* **Work instructions**: Each line that holds the word "рассматриваться" counts once; give the total for the records below and nothing else.

++++ Input

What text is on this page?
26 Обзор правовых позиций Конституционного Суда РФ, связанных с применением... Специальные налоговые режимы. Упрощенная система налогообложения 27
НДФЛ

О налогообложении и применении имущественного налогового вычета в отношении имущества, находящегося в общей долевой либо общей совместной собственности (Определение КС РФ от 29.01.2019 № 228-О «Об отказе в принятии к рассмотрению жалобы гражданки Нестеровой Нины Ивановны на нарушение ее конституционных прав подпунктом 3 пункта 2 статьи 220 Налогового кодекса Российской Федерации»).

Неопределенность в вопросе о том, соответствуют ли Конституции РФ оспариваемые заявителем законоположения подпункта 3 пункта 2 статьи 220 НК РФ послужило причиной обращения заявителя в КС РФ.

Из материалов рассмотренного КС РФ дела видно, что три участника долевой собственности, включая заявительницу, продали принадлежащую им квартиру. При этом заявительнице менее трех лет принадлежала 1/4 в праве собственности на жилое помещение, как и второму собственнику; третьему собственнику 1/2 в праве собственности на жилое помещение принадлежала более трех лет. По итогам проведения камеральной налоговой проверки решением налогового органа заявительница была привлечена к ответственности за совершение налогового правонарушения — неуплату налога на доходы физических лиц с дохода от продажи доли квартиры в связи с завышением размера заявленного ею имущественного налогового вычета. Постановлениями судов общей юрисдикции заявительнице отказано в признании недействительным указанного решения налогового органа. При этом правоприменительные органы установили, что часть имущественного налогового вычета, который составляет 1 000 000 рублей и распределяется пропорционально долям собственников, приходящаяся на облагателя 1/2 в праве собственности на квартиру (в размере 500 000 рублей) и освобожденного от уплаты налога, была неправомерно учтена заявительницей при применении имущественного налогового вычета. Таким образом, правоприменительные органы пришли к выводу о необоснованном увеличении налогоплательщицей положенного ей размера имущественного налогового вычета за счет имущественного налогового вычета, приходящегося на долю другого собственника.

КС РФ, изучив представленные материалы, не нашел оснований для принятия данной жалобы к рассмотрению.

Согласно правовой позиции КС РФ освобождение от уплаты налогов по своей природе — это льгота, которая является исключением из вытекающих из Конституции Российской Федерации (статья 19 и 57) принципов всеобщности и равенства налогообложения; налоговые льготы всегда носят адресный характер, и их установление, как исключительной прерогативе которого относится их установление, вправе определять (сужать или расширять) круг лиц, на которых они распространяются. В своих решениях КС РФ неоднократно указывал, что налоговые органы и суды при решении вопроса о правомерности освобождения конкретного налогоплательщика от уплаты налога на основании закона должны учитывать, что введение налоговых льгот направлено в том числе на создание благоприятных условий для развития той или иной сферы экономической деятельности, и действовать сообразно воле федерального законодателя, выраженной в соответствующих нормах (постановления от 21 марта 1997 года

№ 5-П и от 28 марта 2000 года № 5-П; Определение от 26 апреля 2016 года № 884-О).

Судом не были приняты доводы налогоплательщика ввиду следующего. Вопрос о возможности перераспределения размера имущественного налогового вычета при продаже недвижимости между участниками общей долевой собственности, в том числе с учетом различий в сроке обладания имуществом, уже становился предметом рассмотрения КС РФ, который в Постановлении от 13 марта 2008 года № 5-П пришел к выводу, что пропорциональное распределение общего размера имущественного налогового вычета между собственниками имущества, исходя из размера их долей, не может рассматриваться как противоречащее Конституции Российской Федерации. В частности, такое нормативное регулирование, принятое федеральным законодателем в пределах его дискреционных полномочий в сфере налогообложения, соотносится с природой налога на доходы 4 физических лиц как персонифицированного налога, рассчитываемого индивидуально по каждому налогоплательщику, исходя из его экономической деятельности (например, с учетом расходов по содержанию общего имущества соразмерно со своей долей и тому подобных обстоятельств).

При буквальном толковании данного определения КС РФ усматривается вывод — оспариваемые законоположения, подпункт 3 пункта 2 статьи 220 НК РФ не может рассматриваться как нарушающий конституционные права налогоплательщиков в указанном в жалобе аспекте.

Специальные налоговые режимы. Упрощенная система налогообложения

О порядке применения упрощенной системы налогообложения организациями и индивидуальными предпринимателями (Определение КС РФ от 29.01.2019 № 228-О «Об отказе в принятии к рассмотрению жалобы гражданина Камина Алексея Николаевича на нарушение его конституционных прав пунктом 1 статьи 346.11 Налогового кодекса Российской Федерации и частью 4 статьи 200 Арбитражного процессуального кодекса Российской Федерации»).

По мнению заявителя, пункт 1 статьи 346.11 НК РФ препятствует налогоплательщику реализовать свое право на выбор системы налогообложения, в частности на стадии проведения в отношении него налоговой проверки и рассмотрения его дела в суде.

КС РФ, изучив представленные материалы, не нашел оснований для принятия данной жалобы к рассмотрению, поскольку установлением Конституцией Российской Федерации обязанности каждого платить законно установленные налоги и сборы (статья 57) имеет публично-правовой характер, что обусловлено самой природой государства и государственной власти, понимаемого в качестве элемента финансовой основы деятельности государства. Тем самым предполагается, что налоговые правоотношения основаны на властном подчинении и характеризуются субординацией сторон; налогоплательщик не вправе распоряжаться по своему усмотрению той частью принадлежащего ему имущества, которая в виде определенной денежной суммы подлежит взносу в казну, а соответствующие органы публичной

++++++++

* **Correct response**: 2